> **Objective**
Please output every line of the material as it stands, without the pictures.

━━━

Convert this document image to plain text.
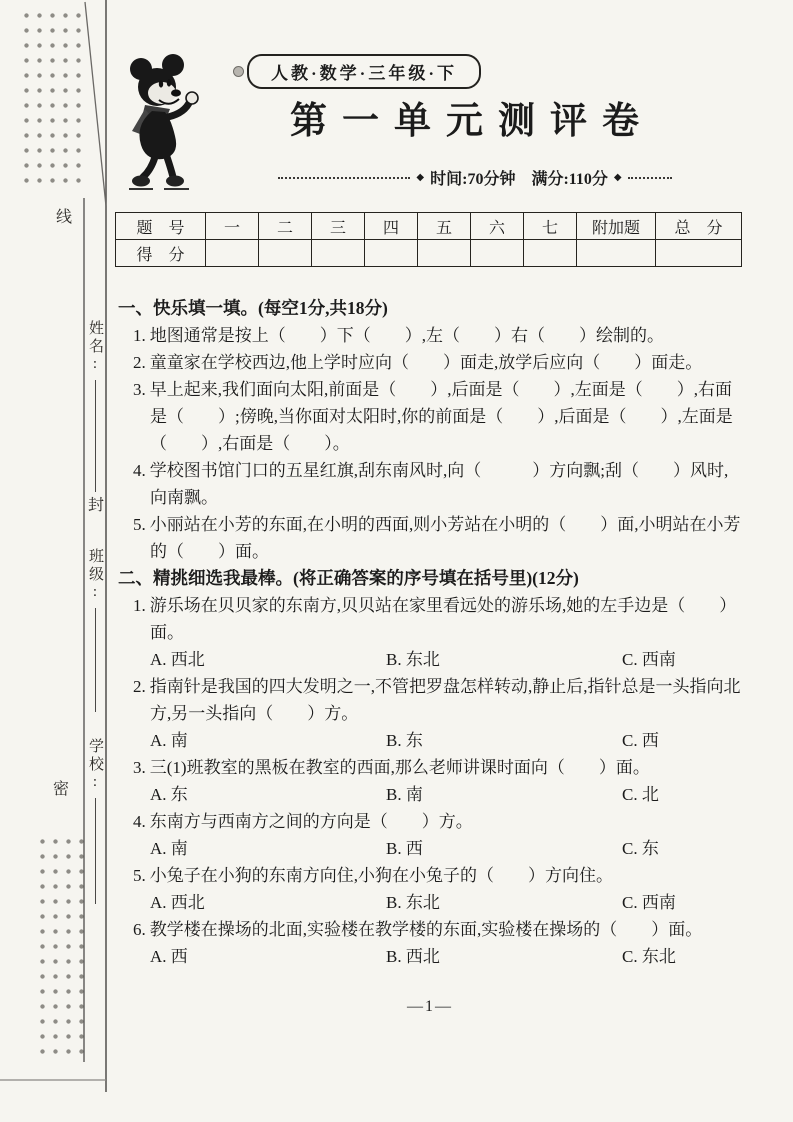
线
封
密
姓名:
班级:
学校:
人教·数学·三年级·下
第一单元测评卷
◆ 时间:70分钟　满分:110分 ◆
题　号	一	二	三	四	五	六	七	附加题	总　分
得　分									
一、快乐填一填。(每空1分,共18分)
1. 地图通常是按上（　　）下（　　）,左（　　）右（　　）绘制的。
2. 童童家在学校西边,他上学时应向（　　）面走,放学后应向（　　）面走。
3. 早上起来,我们面向太阳,前面是（　　）,后面是（　　）,左面是（　　）,右面是（　　）;傍晚,当你面对太阳时,你的前面是（　　）,后面是（　　）,左面是（　　）,右面是（　　）。
4. 学校图书馆门口的五星红旗,刮东南风时,向（　　　）方向飘;刮（　　）风时,向南飘。
5. 小丽站在小芳的东面,在小明的西面,则小芳站在小明的（　　）面,小明站在小芳的（　　）面。
二、精挑细选我最棒。(将正确答案的序号填在括号里)(12分)
1. 游乐场在贝贝家的东南方,贝贝站在家里看远处的游乐场,她的左手边是（　　）面。
A. 西北	B. 东北	C. 西南
2. 指南针是我国的四大发明之一,不管把罗盘怎样转动,静止后,指针总是一头指向北方,另一头指向（　　）方。
A. 南	B. 东	C. 西
3. 三(1)班教室的黑板在教室的西面,那么老师讲课时面向（　　）面。
A. 东	B. 南	C. 北
4. 东南方与西南方之间的方向是（　　）方。
A. 南	B. 西	C. 东
5. 小兔子在小狗的东南方向住,小狗在小兔子的（　　）方向住。
A. 西北	B. 东北	C. 西南
6. 教学楼在操场的北面,实验楼在教学楼的东面,实验楼在操场的（　　）面。
A. 西	B. 西北	C. 东北
—1—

━━━

> **Written response**
Convert this document image to plain text.
线
封
密
姓名:
班级:
学校:
人教·数学·三年级·下
第一单元测评卷
◆ 时间:70分钟　满分:110分 ◆
题　号	一	二	三	四	五	六	七	附加题	总　分
得　分									
一、快乐填一填。(每空1分,共18分)
1. 地图通常是按上（　　）下（　　）,左（　　）右（　　）绘制的。
2. 童童家在学校西边,他上学时应向（　　）面走,放学后应向（　　）面走。
3. 早上起来,我们面向太阳,前面是（　　）,后面是（　　）,左面是（　　）,右面是（　　）;傍晚,当你面对太阳时,你的前面是（　　）,后面是（　　）,左面是（　　）,右面是（　　）。
4. 学校图书馆门口的五星红旗,刮东南风时,向（　　　）方向飘;刮（　　）风时,向南飘。
5. 小丽站在小芳的东面,在小明的西面,则小芳站在小明的（　　）面,小明站在小芳的（　　）面。
二、精挑细选我最棒。(将正确答案的序号填在括号里)(12分)
1. 游乐场在贝贝家的东南方,贝贝站在家里看远处的游乐场,她的左手边是（　　）面。
A. 西北	B. 东北	C. 西南
2. 指南针是我国的四大发明之一,不管把罗盘怎样转动,静止后,指针总是一头指向北方,另一头指向（　　）方。
A. 南	B. 东	C. 西
3. 三(1)班教室的黑板在教室的西面,那么老师讲课时面向（　　）面。
A. 东	B. 南	C. 北
4. 东南方与西南方之间的方向是（　　）方。
A. 南	B. 西	C. 东
5. 小兔子在小狗的东南方向住,小狗在小兔子的（　　）方向住。
A. 西北	B. 东北	C. 西南
6. 教学楼在操场的北面,实验楼在教学楼的东面,实验楼在操场的（　　）面。
A. 西	B. 西北	C. 东北
—1—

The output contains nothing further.